» Task requirements
Work out how many lines of the listing hold the string "være", then answer with that number and nothing else.

» Dataset items
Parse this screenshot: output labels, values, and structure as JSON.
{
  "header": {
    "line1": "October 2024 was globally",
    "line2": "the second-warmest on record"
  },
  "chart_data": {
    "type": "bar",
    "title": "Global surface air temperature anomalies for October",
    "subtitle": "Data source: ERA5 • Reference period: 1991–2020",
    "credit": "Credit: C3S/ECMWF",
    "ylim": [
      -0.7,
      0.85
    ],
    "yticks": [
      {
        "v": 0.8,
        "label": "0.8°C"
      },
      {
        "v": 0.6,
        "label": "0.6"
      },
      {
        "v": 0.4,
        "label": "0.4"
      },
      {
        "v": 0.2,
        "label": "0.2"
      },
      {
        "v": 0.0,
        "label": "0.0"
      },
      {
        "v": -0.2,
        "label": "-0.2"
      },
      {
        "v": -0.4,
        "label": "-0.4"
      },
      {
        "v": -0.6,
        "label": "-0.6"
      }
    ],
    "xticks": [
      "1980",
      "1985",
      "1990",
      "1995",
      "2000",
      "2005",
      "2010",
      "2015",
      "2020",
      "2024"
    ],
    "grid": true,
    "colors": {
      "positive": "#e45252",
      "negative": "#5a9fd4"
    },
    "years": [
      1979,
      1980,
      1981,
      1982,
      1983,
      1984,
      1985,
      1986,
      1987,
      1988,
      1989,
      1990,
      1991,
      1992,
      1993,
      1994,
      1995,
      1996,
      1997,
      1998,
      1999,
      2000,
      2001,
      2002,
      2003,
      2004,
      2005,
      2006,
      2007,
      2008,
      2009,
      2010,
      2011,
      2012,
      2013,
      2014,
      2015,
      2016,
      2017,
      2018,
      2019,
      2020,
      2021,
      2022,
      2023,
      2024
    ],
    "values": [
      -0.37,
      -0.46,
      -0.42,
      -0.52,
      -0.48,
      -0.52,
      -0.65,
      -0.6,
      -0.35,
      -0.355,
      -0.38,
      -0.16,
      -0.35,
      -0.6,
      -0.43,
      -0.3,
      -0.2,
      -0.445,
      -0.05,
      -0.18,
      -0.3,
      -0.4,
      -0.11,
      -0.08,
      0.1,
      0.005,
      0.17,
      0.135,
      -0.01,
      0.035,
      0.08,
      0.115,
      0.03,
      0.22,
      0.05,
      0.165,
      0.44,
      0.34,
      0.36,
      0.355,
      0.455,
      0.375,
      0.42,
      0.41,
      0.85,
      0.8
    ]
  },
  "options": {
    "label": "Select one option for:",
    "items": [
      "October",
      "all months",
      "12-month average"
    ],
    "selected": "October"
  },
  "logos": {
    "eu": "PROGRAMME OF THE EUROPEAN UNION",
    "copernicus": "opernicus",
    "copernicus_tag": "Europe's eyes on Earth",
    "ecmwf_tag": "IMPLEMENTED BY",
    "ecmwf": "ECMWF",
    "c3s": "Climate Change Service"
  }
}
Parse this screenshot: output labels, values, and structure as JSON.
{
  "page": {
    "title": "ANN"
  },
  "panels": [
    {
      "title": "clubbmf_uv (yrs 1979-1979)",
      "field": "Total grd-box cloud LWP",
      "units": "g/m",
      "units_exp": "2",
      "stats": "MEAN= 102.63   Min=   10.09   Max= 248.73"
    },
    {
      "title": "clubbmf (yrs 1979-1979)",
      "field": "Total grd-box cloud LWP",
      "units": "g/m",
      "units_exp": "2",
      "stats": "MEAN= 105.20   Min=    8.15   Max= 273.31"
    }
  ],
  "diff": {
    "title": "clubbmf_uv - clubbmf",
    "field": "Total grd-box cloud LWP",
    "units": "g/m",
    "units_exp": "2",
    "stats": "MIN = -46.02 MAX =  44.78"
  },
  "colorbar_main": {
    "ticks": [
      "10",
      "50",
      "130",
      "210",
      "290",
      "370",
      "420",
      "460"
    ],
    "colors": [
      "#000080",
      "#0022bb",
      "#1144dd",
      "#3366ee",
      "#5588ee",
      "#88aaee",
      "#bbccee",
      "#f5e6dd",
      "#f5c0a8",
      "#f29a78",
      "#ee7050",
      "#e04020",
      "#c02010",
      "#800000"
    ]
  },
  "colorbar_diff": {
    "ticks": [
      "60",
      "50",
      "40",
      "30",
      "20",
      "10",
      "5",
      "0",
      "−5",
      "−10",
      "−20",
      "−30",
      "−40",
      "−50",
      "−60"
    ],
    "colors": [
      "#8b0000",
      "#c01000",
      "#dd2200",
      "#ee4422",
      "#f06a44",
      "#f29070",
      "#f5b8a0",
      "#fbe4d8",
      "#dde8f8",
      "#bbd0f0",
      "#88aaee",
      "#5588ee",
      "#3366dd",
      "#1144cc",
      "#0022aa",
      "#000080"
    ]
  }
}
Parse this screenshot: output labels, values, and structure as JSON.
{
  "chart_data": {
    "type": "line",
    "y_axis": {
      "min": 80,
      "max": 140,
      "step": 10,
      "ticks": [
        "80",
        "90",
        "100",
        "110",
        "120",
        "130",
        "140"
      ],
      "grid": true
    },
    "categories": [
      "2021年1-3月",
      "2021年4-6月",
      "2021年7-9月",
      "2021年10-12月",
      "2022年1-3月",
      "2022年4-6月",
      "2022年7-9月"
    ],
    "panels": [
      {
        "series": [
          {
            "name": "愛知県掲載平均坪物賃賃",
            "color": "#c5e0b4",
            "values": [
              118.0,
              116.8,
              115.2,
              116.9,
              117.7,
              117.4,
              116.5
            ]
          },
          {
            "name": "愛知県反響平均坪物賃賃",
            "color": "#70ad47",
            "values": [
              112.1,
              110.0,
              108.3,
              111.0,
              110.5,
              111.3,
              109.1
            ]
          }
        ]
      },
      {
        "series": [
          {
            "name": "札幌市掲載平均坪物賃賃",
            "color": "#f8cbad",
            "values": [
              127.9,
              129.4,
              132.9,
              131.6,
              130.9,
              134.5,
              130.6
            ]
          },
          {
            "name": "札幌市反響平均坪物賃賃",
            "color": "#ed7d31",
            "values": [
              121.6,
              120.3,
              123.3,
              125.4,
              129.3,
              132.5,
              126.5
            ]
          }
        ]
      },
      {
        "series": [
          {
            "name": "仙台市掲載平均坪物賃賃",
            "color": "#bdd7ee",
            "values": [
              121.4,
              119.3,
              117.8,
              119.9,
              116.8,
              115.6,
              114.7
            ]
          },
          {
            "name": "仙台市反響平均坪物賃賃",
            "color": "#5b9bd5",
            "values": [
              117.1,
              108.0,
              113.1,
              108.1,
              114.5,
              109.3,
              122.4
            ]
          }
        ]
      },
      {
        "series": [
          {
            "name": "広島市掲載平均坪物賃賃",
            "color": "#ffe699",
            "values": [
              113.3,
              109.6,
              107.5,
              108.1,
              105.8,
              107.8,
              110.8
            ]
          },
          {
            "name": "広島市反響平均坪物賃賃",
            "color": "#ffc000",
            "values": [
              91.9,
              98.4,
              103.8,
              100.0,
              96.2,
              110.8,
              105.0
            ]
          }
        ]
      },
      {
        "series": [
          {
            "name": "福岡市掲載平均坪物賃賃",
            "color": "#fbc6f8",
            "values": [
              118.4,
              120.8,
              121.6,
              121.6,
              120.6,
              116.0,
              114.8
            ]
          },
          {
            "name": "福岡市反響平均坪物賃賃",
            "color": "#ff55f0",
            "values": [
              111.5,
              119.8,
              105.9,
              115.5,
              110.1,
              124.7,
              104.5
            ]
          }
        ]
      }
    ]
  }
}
==
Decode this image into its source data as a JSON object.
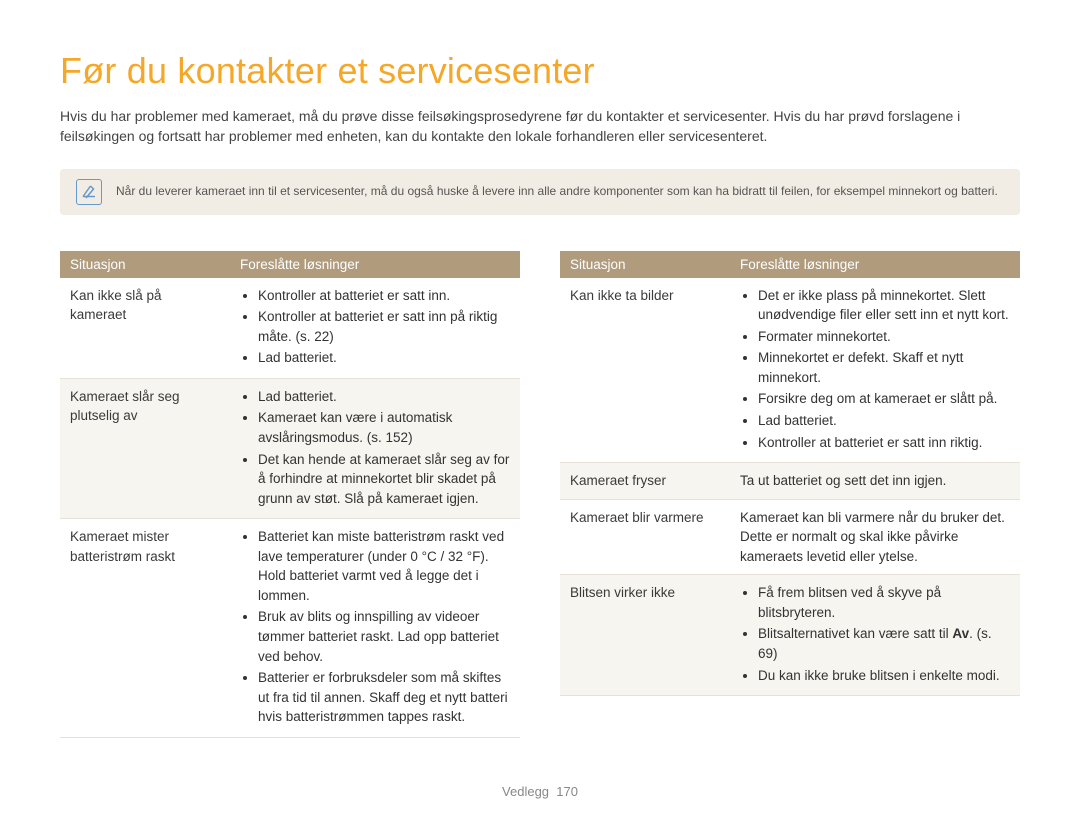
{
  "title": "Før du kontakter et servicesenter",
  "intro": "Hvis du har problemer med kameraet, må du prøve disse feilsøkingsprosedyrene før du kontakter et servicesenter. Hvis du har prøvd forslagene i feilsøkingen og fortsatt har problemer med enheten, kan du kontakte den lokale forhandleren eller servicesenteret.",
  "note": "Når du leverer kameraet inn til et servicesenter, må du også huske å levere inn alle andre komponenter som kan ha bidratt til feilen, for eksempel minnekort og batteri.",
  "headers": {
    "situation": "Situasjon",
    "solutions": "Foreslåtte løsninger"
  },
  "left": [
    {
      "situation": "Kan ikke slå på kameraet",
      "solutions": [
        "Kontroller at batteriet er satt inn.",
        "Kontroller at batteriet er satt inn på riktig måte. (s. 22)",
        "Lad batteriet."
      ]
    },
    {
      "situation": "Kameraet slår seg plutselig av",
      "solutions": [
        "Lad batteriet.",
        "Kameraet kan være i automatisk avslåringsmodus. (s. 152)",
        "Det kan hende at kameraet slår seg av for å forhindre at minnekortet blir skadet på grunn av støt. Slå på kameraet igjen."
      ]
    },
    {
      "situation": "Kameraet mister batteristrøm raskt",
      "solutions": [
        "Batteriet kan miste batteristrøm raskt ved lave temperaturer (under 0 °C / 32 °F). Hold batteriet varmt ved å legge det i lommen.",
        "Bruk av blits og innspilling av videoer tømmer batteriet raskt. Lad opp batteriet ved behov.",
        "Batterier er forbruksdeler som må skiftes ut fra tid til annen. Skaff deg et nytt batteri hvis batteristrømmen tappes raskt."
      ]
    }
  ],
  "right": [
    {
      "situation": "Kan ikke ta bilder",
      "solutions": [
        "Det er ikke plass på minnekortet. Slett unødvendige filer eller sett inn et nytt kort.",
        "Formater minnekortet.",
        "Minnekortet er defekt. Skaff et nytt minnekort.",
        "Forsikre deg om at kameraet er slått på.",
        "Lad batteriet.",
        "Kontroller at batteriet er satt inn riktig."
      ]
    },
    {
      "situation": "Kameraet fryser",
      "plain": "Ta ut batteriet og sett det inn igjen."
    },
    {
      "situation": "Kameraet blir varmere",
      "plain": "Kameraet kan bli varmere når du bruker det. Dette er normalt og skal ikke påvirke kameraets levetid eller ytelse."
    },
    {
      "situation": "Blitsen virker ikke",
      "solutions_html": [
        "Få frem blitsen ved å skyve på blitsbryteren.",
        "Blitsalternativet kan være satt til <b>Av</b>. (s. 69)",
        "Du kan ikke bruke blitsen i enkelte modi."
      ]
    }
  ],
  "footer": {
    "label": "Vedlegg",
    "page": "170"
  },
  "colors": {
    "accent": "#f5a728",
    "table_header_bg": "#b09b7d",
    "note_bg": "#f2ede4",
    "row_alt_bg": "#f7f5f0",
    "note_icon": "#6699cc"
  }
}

» Result of this exercise
2